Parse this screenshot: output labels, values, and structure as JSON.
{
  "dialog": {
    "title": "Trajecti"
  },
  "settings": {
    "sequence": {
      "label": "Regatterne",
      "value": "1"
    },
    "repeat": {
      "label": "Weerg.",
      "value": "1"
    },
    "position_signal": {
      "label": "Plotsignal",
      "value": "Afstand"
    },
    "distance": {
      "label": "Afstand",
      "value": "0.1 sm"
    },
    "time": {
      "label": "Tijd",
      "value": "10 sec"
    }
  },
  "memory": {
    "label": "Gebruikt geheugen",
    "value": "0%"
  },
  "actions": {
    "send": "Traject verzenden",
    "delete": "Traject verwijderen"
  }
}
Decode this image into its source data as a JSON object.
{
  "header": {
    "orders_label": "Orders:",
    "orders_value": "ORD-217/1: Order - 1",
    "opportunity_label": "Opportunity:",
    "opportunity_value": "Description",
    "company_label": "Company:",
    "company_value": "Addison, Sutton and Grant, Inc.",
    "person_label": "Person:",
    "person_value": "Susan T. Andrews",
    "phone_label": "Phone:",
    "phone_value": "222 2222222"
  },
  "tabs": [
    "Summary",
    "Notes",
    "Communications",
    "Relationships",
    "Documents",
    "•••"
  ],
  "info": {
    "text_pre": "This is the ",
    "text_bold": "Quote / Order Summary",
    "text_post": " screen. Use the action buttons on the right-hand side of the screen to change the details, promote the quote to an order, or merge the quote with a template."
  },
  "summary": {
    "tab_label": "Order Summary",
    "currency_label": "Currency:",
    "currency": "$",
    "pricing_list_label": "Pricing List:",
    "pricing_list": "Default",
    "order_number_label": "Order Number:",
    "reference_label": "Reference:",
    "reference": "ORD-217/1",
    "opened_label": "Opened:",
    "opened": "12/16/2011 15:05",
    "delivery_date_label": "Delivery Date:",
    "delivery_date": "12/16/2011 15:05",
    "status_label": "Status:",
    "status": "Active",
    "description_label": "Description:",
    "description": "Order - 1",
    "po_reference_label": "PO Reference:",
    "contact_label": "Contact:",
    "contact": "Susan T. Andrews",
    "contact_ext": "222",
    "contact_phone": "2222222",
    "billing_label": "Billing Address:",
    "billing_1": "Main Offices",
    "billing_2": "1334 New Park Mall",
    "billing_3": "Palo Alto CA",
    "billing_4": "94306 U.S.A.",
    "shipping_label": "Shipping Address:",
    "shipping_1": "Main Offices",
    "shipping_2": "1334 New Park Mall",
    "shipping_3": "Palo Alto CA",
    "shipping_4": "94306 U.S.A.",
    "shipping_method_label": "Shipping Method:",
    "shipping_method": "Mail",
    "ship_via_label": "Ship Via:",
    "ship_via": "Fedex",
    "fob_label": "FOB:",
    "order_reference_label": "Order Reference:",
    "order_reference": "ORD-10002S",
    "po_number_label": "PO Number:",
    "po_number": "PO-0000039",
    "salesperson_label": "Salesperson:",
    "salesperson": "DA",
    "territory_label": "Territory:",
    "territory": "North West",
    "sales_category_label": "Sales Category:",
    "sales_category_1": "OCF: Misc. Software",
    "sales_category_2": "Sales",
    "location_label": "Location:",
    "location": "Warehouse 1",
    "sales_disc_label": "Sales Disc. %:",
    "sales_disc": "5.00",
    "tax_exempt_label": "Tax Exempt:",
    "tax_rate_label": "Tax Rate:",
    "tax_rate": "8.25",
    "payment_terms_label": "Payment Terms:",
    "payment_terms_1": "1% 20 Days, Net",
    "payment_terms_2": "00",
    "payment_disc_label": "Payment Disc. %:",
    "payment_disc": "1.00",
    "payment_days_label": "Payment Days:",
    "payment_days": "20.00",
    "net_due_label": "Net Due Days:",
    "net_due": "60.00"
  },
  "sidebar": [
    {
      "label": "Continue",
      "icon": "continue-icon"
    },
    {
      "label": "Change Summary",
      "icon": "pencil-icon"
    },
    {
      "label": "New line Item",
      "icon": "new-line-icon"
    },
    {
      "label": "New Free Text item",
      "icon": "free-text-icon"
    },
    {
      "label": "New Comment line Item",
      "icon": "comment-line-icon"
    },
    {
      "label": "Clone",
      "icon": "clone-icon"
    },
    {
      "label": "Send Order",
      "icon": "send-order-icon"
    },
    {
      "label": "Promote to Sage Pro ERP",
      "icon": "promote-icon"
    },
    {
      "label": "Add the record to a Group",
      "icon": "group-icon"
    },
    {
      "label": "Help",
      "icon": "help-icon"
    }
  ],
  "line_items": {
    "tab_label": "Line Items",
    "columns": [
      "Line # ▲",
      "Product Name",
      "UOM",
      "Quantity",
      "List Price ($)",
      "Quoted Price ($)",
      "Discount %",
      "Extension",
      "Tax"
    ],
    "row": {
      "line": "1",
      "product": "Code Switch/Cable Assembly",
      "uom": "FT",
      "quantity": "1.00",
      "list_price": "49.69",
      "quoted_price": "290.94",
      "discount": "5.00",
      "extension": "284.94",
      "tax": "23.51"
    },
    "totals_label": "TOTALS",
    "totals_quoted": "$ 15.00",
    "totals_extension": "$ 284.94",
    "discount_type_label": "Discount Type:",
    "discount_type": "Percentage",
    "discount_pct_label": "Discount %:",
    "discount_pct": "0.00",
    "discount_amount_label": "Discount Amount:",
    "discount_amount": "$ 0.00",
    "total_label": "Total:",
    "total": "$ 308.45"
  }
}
----------
The problem
Copy out the material above in its entirety. Every detail must match.

Answer for this exercise
Parse this screenshot: output labels, values, and structure as JSON.
{
  "dialog": {
    "title": "Trajecti"
  },
  "settings": {
    "sequence": {
      "label": "Regatterne",
      "value": "1"
    },
    "repeat": {
      "label": "Weerg.",
      "value": "1"
    },
    "position_signal": {
      "label": "Plotsignal",
      "value": "Afstand"
    },
    "distance": {
      "label": "Afstand",
      "value": "0.1 sm"
    },
    "time": {
      "label": "Tijd",
      "value": "10 sec"
    }
  },
  "memory": {
    "label": "Gebruikt geheugen",
    "value": "0%"
  },
  "actions": {
    "send": "Traject verzenden",
    "delete": "Traject verwijderen"
  }
}
Decode this image into its source data as a JSON object.
{
  "header": {
    "orders_label": "Orders:",
    "orders_value": "ORD-217/1: Order - 1",
    "opportunity_label": "Opportunity:",
    "opportunity_value": "Description",
    "company_label": "Company:",
    "company_value": "Addison, Sutton and Grant, Inc.",
    "person_label": "Person:",
    "person_value": "Susan T. Andrews",
    "phone_label": "Phone:",
    "phone_value": "222 2222222"
  },
  "tabs": [
    "Summary",
    "Notes",
    "Communications",
    "Relationships",
    "Documents",
    "•••"
  ],
  "info": {
    "text_pre": "This is the ",
    "text_bold": "Quote / Order Summary",
    "text_post": " screen. Use the action buttons on the right-hand side of the screen to change the details, promote the quote to an order, or merge the quote with a template."
  },
  "summary": {
    "tab_label": "Order Summary",
    "currency_label": "Currency:",
    "currency": "$",
    "pricing_list_label": "Pricing List:",
    "pricing_list": "Default",
    "order_number_label": "Order Number:",
    "reference_label": "Reference:",
    "reference": "ORD-217/1",
    "opened_label": "Opened:",
    "opened": "12/16/2011 15:05",
    "delivery_date_label": "Delivery Date:",
    "delivery_date": "12/16/2011 15:05",
    "status_label": "Status:",
    "status": "Active",
    "description_label": "Description:",
    "description": "Order - 1",
    "po_reference_label": "PO Reference:",
    "contact_label": "Contact:",
    "contact": "Susan T. Andrews",
    "contact_ext": "222",
    "contact_phone": "2222222",
    "billing_label": "Billing Address:",
    "billing_1": "Main Offices",
    "billing_2": "1334 New Park Mall",
    "billing_3": "Palo Alto CA",
    "billing_4": "94306 U.S.A.",
    "shipping_label": "Shipping Address:",
    "shipping_1": "Main Offices",
    "shipping_2": "1334 New Park Mall",
    "shipping_3": "Palo Alto CA",
    "shipping_4": "94306 U.S.A.",
    "shipping_method_label": "Shipping Method:",
    "shipping_method": "Mail",
    "ship_via_label": "Ship Via:",
    "ship_via": "Fedex",
    "fob_label": "FOB:",
    "order_reference_label": "Order Reference:",
    "order_reference": "ORD-10002S",
    "po_number_label": "PO Number:",
    "po_number": "PO-0000039",
    "salesperson_label": "Salesperson:",
    "salesperson": "DA",
    "territory_label": "Territory:",
    "territory": "North West",
    "sales_category_label": "Sales Category:",
    "sales_category_1": "OCF: Misc. Software",
    "sales_category_2": "Sales",
    "location_label": "Location:",
    "location": "Warehouse 1",
    "sales_disc_label": "Sales Disc. %:",
    "sales_disc": "5.00",
    "tax_exempt_label": "Tax Exempt:",
    "tax_rate_label": "Tax Rate:",
    "tax_rate": "8.25",
    "payment_terms_label": "Payment Terms:",
    "payment_terms_1": "1% 20 Days, Net",
    "payment_terms_2": "00",
    "payment_disc_label": "Payment Disc. %:",
    "payment_disc": "1.00",
    "payment_days_label": "Payment Days:",
    "payment_days": "20.00",
    "net_due_label": "Net Due Days:",
    "net_due": "60.00"
  },
  "sidebar": [
    {
      "label": "Continue",
      "icon": "continue-icon"
    },
    {
      "label": "Change Summary",
      "icon": "pencil-icon"
    },
    {
      "label": "New line Item",
      "icon": "new-line-icon"
    },
    {
      "label": "New Free Text item",
      "icon": "free-text-icon"
    },
    {
      "label": "New Comment line Item",
      "icon": "comment-line-icon"
    },
    {
      "label": "Clone",
      "icon": "clone-icon"
    },
    {
      "label": "Send Order",
      "icon": "send-order-icon"
    },
    {
      "label": "Promote to Sage Pro ERP",
      "icon": "promote-icon"
    },
    {
      "label": "Add the record to a Group",
      "icon": "group-icon"
    },
    {
      "label": "Help",
      "icon": "help-icon"
    }
  ],
  "line_items": {
    "tab_label": "Line Items",
    "columns": [
      "Line # ▲",
      "Product Name",
      "UOM",
      "Quantity",
      "List Price ($)",
      "Quoted Price ($)",
      "Discount %",
      "Extension",
      "Tax"
    ],
    "row": {
      "line": "1",
      "product": "Code Switch/Cable Assembly",
      "uom": "FT",
      "quantity": "1.00",
      "list_price": "49.69",
      "quoted_price": "290.94",
      "discount": "5.00",
      "extension": "284.94",
      "tax": "23.51"
    },
    "totals_label": "TOTALS",
    "totals_quoted": "$ 15.00",
    "totals_extension": "$ 284.94",
    "discount_type_label": "Discount Type:",
    "discount_type": "Percentage",
    "discount_pct_label": "Discount %:",
    "discount_pct": "0.00",
    "discount_amount_label": "Discount Amount:",
    "discount_amount": "$ 0.00",
    "total_label": "Total:",
    "total": "$ 308.45"
  }
}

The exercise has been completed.